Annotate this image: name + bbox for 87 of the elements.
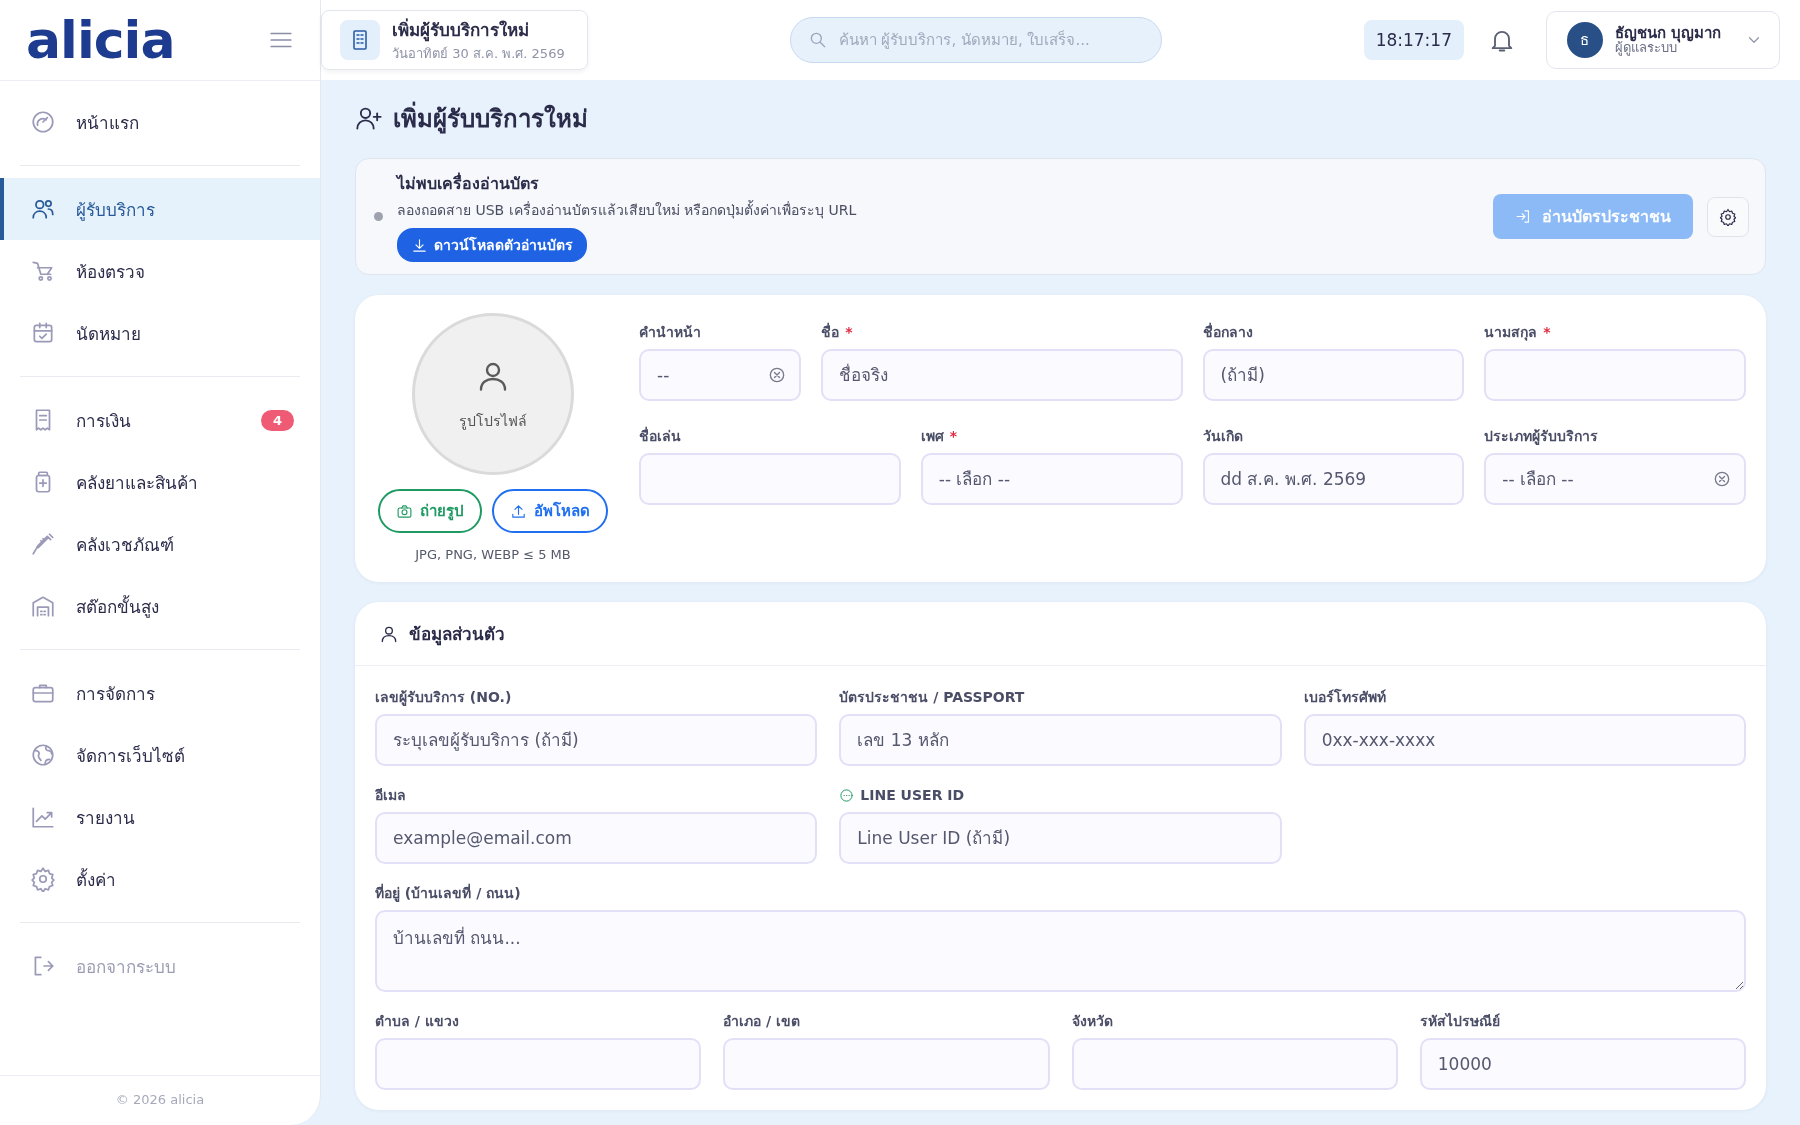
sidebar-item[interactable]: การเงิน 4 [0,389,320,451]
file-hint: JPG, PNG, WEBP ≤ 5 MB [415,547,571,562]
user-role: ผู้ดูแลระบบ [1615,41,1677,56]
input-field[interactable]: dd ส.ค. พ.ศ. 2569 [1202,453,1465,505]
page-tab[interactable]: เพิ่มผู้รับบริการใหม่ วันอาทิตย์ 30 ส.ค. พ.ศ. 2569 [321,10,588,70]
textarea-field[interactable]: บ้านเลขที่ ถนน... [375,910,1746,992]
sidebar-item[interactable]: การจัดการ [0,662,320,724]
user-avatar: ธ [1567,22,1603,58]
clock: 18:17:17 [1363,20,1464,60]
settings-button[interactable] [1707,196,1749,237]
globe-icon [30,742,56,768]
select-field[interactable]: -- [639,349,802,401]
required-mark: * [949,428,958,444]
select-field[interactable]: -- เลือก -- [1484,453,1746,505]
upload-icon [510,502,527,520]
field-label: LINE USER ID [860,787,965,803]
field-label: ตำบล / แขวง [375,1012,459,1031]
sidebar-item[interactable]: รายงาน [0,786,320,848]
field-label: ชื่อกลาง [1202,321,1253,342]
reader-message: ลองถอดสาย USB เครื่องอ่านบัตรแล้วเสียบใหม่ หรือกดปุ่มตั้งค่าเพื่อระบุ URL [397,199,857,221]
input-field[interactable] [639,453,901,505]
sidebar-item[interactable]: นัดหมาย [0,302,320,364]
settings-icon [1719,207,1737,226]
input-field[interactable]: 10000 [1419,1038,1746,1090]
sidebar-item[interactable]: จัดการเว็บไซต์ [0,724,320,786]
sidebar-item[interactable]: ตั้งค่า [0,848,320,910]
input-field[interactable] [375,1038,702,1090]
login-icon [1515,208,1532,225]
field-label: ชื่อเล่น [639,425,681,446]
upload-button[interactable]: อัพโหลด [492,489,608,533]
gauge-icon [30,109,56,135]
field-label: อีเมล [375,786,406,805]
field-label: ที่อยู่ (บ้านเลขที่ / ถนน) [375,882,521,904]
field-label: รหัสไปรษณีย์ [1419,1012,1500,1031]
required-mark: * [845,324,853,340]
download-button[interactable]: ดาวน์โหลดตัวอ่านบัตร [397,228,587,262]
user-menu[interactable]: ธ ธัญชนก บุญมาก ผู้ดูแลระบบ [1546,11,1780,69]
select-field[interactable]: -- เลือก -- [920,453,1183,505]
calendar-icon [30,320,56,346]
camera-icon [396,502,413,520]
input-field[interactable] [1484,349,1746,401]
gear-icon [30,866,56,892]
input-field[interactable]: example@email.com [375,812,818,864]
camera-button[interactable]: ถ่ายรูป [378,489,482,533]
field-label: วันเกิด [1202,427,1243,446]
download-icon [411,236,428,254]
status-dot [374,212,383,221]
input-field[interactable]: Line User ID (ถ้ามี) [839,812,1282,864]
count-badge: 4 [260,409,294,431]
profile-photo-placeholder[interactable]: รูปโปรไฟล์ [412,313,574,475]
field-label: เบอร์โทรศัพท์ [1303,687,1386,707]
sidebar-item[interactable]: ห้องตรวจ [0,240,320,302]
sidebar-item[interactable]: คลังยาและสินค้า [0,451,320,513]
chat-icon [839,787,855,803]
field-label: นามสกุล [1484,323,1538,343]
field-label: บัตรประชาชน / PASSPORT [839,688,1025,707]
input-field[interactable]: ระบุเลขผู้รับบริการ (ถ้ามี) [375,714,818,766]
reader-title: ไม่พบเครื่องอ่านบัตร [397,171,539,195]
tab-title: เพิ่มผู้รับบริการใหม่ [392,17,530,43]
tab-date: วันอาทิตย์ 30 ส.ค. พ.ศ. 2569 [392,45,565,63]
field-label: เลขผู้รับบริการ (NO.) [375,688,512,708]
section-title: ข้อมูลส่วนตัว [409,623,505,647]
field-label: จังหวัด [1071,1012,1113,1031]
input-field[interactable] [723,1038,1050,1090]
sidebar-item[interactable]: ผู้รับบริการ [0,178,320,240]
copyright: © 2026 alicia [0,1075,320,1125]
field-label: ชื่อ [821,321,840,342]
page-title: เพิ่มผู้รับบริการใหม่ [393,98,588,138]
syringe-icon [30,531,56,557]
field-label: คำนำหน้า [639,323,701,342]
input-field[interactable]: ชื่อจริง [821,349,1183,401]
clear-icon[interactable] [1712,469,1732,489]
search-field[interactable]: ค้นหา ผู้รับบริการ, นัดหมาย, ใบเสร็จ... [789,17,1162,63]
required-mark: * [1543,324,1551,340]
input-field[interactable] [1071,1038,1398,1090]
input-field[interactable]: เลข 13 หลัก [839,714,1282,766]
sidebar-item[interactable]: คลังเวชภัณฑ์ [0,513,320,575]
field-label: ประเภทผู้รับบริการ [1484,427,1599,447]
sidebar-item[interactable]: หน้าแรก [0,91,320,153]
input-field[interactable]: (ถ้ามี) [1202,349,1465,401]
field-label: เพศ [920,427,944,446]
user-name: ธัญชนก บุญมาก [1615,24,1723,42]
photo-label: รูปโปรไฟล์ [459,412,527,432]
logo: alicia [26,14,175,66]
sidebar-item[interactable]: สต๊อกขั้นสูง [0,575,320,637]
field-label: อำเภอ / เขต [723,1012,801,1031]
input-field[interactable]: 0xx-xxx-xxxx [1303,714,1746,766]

——————

SET EXERCISE
Recast the stretch of the data from the line containing "sidebar-item[interactable]: การเงิน 4" through the line containing "input-field[interactable]: dd ส.ค." as a JSON list of strings, one string per line, leaving out any blank lines.

FULL RESPONSE
[
  "sidebar-item[interactable]: การเงิน 4 [0,389,320,451]",
  "file-hint: JPG, PNG, WEBP ≤ 5 MB [415,547,571,562]",
  "user-role: ผู้ดูแลระบบ [1615,41,1677,56]",
  "input-field[interactable]: dd ส.ค. พ.ศ. 2569 [1202,453,1465,505]"
]